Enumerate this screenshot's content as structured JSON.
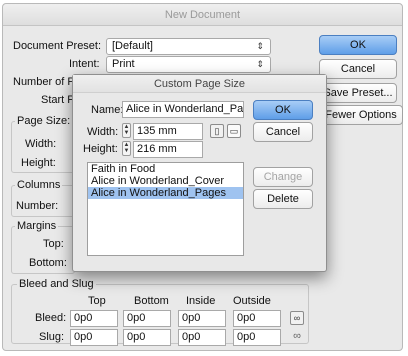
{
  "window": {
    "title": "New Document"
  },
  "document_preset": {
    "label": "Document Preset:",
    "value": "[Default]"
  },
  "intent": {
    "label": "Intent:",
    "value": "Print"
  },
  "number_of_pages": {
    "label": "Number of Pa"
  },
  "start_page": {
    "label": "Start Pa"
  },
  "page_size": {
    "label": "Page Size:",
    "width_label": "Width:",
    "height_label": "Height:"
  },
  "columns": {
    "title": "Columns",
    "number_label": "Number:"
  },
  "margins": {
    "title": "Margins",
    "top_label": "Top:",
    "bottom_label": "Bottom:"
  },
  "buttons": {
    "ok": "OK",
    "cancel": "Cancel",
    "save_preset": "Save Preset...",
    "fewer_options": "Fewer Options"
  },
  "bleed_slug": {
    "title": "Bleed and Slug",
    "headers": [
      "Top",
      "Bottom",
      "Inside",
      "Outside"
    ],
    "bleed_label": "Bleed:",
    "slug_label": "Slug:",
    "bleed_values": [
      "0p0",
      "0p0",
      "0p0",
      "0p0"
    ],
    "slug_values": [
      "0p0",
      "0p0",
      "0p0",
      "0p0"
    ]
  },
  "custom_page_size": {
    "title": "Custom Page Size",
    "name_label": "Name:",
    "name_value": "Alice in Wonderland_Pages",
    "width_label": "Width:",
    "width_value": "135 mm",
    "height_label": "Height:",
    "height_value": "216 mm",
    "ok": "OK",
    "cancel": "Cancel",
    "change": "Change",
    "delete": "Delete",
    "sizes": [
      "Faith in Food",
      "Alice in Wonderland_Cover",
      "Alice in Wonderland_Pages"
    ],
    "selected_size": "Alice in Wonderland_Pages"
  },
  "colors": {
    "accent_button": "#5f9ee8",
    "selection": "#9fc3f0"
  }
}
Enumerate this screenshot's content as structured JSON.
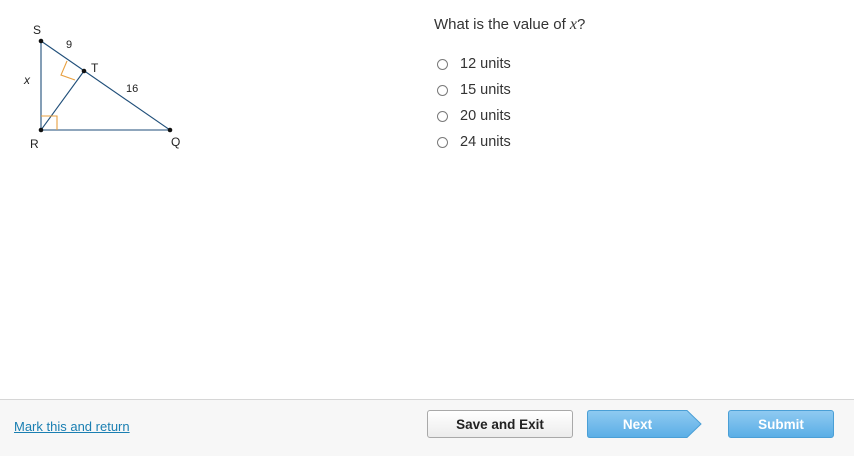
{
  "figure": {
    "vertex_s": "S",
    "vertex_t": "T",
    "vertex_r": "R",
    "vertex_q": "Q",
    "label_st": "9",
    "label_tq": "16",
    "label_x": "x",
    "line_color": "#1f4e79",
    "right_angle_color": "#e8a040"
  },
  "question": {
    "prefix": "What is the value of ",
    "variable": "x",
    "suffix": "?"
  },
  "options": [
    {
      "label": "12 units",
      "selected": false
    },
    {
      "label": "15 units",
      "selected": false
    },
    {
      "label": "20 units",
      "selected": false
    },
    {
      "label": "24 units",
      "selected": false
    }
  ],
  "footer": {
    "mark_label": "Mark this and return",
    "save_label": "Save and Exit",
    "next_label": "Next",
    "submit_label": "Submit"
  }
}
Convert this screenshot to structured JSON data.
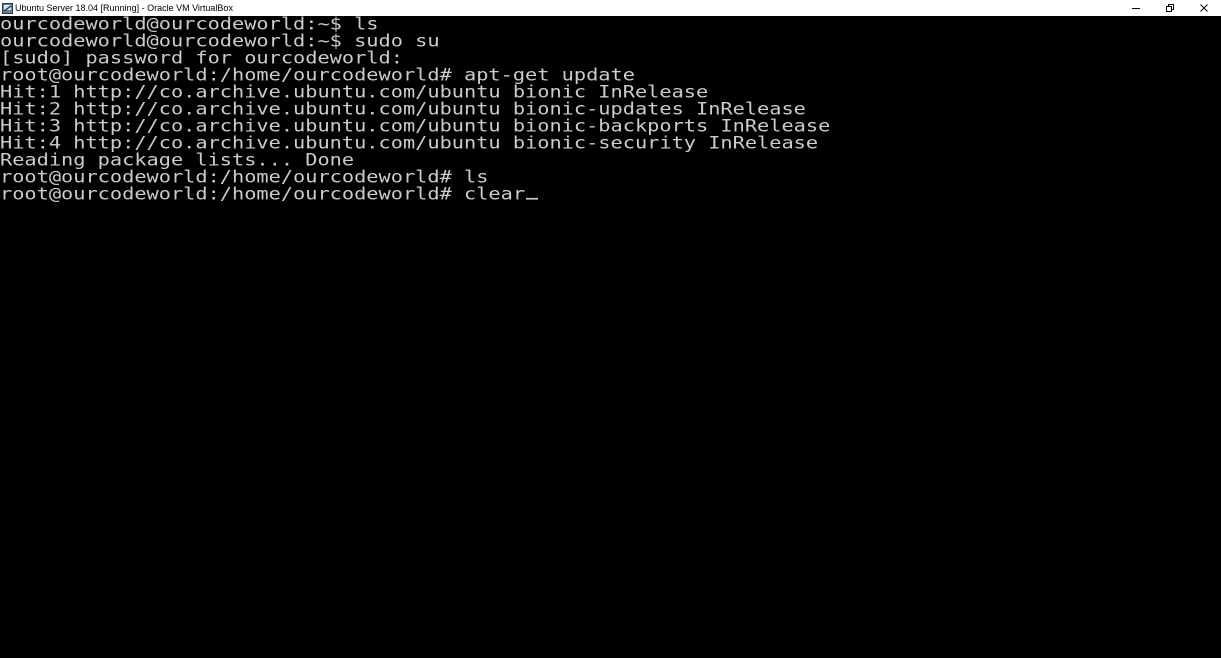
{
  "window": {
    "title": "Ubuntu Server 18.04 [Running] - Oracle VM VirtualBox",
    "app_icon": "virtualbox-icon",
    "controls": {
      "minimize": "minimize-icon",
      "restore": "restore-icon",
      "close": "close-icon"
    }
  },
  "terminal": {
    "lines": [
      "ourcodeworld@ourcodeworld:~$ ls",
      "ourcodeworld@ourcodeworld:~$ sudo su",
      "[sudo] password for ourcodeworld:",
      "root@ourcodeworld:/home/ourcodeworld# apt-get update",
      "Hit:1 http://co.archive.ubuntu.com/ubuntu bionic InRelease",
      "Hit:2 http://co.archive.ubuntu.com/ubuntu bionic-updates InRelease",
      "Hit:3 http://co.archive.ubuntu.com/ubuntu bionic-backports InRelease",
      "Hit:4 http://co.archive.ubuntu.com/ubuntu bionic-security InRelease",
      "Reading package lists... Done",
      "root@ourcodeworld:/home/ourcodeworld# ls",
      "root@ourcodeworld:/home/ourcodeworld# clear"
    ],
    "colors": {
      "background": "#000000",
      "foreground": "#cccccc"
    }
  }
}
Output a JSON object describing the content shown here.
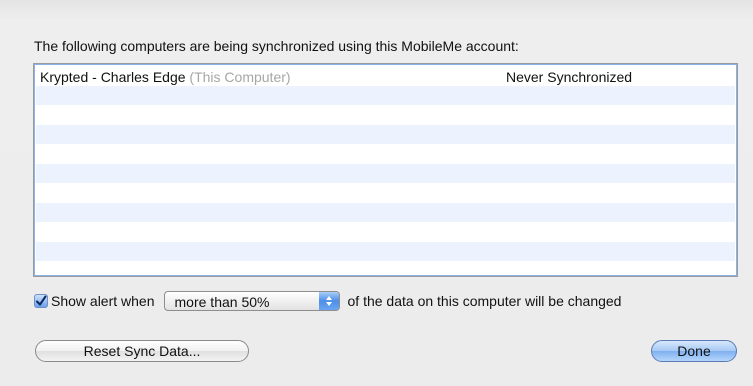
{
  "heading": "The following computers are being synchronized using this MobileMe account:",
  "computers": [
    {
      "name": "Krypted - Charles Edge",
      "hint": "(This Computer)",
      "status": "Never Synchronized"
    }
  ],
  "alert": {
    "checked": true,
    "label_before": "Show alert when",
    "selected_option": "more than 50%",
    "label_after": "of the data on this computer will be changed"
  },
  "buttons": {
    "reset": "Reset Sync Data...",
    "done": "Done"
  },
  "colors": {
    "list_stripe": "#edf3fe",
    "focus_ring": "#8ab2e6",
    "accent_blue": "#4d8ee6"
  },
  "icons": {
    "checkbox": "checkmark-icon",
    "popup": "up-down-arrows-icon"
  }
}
==
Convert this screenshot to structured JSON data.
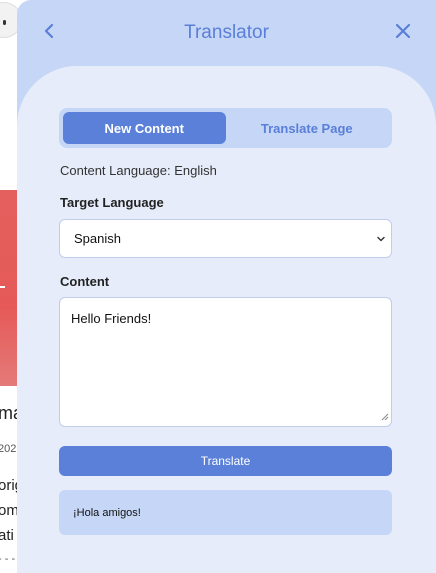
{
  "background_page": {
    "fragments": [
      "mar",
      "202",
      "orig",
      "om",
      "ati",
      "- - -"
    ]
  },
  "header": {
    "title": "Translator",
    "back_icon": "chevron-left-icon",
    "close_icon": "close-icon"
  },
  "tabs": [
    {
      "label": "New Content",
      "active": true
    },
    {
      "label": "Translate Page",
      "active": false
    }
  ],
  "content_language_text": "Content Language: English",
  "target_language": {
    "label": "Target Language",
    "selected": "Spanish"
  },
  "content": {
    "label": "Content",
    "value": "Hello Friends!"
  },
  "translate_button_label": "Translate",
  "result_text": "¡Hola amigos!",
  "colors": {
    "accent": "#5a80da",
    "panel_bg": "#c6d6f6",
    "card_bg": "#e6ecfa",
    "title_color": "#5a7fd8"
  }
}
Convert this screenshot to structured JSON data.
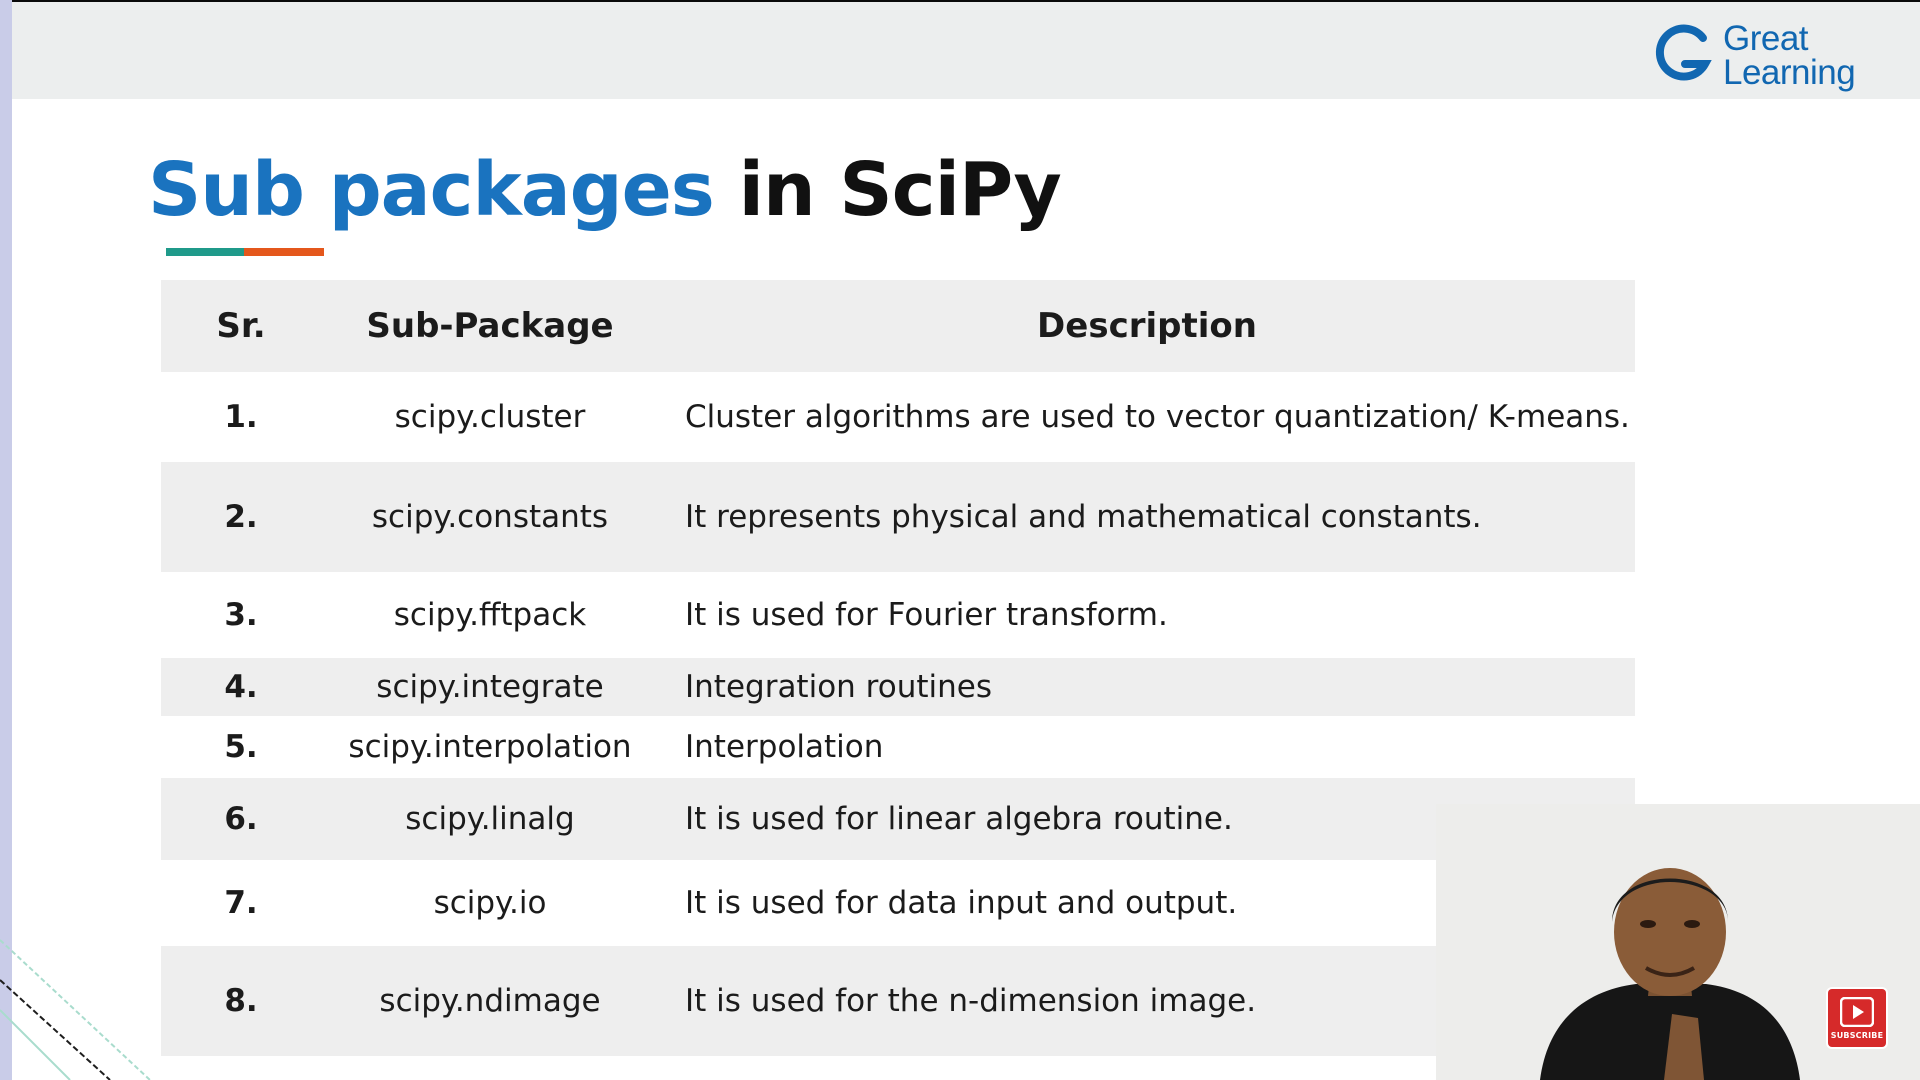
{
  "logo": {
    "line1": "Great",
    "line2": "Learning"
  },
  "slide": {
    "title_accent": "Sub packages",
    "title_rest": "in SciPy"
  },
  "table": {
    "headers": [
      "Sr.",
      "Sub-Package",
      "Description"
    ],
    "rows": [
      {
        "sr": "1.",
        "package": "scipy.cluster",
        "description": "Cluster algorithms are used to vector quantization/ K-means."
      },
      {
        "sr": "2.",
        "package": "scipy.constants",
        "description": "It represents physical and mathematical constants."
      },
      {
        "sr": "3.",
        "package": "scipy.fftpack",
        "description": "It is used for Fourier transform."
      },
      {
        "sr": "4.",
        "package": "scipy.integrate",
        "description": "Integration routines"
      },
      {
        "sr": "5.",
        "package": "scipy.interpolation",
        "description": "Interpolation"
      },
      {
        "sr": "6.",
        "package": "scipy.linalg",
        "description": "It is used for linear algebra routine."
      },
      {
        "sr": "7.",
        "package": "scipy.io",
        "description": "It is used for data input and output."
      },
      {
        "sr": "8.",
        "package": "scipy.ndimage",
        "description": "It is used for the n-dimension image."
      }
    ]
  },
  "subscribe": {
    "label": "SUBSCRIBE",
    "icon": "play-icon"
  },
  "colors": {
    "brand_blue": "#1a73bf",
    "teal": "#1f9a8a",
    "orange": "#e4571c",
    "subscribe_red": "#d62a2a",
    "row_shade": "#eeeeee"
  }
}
--
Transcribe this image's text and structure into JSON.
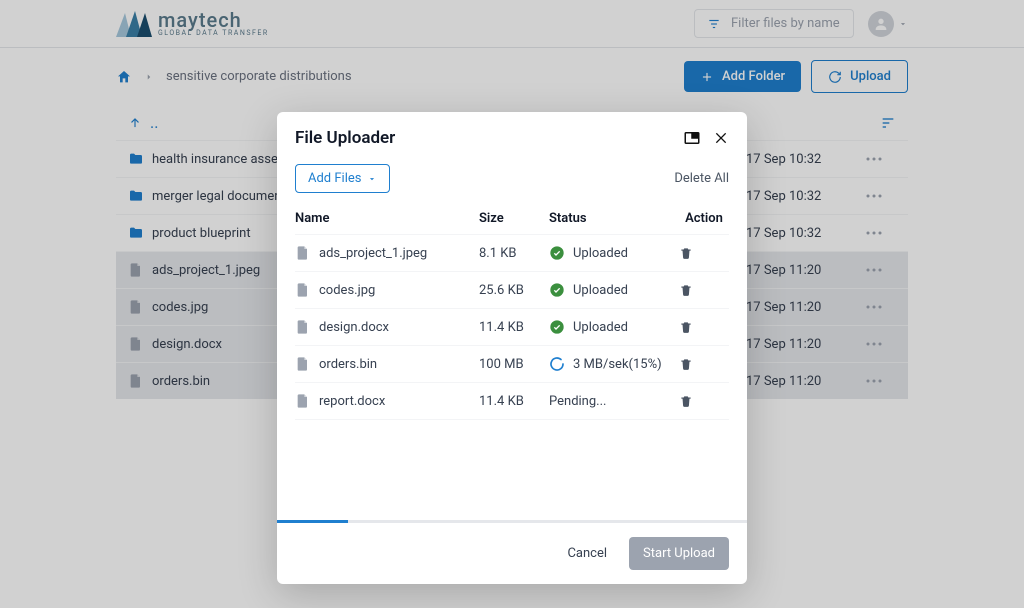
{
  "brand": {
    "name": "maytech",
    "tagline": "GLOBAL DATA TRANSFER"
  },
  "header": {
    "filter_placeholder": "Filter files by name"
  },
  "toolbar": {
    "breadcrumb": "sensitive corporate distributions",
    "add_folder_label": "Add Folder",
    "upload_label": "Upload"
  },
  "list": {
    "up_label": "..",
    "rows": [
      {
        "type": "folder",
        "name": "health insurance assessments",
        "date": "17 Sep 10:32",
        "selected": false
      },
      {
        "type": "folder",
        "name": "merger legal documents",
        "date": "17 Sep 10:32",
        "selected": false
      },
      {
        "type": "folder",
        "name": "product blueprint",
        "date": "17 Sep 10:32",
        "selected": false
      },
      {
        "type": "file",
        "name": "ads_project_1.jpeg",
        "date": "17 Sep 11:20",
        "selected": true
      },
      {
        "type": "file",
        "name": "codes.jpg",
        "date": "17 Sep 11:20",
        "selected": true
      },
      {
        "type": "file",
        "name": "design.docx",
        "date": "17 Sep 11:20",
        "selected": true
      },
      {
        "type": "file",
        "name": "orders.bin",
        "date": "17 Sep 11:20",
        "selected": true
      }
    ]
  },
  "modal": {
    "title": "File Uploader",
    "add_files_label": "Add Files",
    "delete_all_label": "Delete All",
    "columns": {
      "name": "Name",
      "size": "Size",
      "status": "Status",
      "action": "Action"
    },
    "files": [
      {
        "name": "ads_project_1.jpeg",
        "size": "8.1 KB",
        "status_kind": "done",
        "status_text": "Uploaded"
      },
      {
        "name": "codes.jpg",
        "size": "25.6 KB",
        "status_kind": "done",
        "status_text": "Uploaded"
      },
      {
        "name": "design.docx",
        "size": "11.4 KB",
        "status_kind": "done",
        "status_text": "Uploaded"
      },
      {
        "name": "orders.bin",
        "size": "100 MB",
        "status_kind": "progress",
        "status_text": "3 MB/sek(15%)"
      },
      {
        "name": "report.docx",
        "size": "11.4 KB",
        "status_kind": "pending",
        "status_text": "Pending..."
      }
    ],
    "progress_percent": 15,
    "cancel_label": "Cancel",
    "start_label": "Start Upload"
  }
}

*What is being asked*: Copy every line of the entries above in which "Alice" occurs.

*Expected output*:
    "name_value": "Alice in Wonderland_Pages",
      "Alice in Wonderland_Cover",
      "Alice in Wonderland_Pages"
    "selected_size": "Alice in Wonderland_Pages"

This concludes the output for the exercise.